— begin Exercise data —

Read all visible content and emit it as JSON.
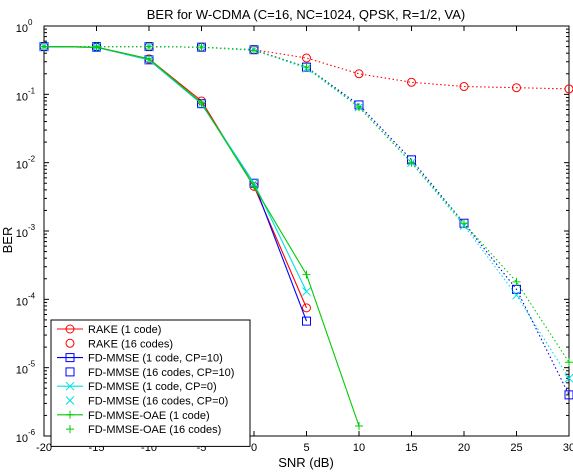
{
  "chart_data": {
    "type": "line",
    "title": "BER for W-CDMA (C=16, NC=1024, QPSK, R=1/2, VA)",
    "xlabel": "SNR (dB)",
    "ylabel": "BER",
    "xlim": [
      -20,
      30
    ],
    "ylim": [
      1e-06,
      1
    ],
    "yscale": "log",
    "x_ticks": [
      -20,
      -15,
      -10,
      -5,
      0,
      5,
      10,
      15,
      20,
      25,
      30
    ],
    "x_tick_labels": [
      "-20",
      "-15",
      "-10",
      "-5",
      "0",
      "5",
      "10",
      "15",
      "20",
      "25",
      "30"
    ],
    "y_ticks": [
      {
        "value": 1,
        "base": "10",
        "exp": "0"
      },
      {
        "value": 0.1,
        "base": "10",
        "exp": "-1"
      },
      {
        "value": 0.01,
        "base": "10",
        "exp": "-2"
      },
      {
        "value": 0.001,
        "base": "10",
        "exp": "-3"
      },
      {
        "value": 0.0001,
        "base": "10",
        "exp": "-4"
      },
      {
        "value": 1e-05,
        "base": "10",
        "exp": "-5"
      },
      {
        "value": 1e-06,
        "base": "10",
        "exp": "-6"
      }
    ],
    "grid": false,
    "legend_position": "bottom-left",
    "series": [
      {
        "name": "RAKE (1 code)",
        "color": "#ff0000",
        "marker": "circle",
        "line": "solid",
        "x": [
          -20,
          -15,
          -10,
          -5,
          0,
          5
        ],
        "y": [
          0.5,
          0.49,
          0.33,
          0.08,
          0.0045,
          7.5e-05
        ]
      },
      {
        "name": "RAKE (16 codes)",
        "color": "#ff0000",
        "marker": "circle",
        "line": "dotted",
        "x": [
          -20,
          -15,
          -10,
          -5,
          0,
          5,
          10,
          15,
          20,
          25,
          30
        ],
        "y": [
          0.5,
          0.5,
          0.5,
          0.49,
          0.45,
          0.34,
          0.2,
          0.15,
          0.13,
          0.125,
          0.12
        ]
      },
      {
        "name": "FD-MMSE (1 code, CP=10)",
        "color": "#0000ff",
        "marker": "square",
        "line": "solid",
        "x": [
          -20,
          -15,
          -10,
          -5,
          0,
          5
        ],
        "y": [
          0.5,
          0.49,
          0.32,
          0.073,
          0.005,
          4.8e-05
        ]
      },
      {
        "name": "FD-MMSE (16 codes, CP=10)",
        "color": "#0000ff",
        "marker": "square",
        "line": "dotted",
        "x": [
          -20,
          -15,
          -10,
          -5,
          0,
          5,
          10,
          15,
          20,
          25,
          30
        ],
        "y": [
          0.5,
          0.5,
          0.5,
          0.49,
          0.45,
          0.25,
          0.07,
          0.011,
          0.0013,
          0.00014,
          4e-06
        ]
      },
      {
        "name": "FD-MMSE (1 code, CP=0)",
        "color": "#00e0e0",
        "marker": "x",
        "line": "solid",
        "x": [
          -20,
          -15,
          -10,
          -5,
          0,
          5
        ],
        "y": [
          0.5,
          0.49,
          0.32,
          0.073,
          0.005,
          0.00013
        ]
      },
      {
        "name": "FD-MMSE (16 codes, CP=0)",
        "color": "#00e0e0",
        "marker": "x",
        "line": "dotted",
        "x": [
          -20,
          -15,
          -10,
          -5,
          0,
          5,
          10,
          15,
          20,
          25,
          30
        ],
        "y": [
          0.5,
          0.5,
          0.5,
          0.49,
          0.45,
          0.24,
          0.065,
          0.01,
          0.0012,
          0.000115,
          7e-06
        ]
      },
      {
        "name": "FD-MMSE-OAE (1 code)",
        "color": "#00cc00",
        "marker": "plus",
        "line": "solid",
        "x": [
          -20,
          -15,
          -10,
          -5,
          0,
          5,
          10
        ],
        "y": [
          0.5,
          0.49,
          0.33,
          0.075,
          0.0045,
          0.00023,
          1.4e-06
        ]
      },
      {
        "name": "FD-MMSE-OAE (16 codes)",
        "color": "#00cc00",
        "marker": "plus",
        "line": "dotted",
        "x": [
          -20,
          -15,
          -10,
          -5,
          0,
          5,
          10,
          15,
          20,
          25,
          30
        ],
        "y": [
          0.5,
          0.5,
          0.5,
          0.49,
          0.44,
          0.25,
          0.065,
          0.01,
          0.0013,
          0.00018,
          1.2e-05
        ]
      }
    ]
  }
}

— end Exercise data —

▸ Given task
Where a line contains the string "name", extract that line.

▸ Task solution
        "name": "RAKE (1 code)",
        "name": "RAKE (16 codes)",
        "name": "FD-MMSE (1 code, CP=10)",
        "name": "FD-MMSE (16 codes, CP=10)",
        "name": "FD-MMSE (1 code, CP=0)",
        "name": "FD-MMSE (16 codes, CP=0)",
        "name": "FD-MMSE-OAE (1 code)",
        "name": "FD-MMSE-OAE (16 codes)",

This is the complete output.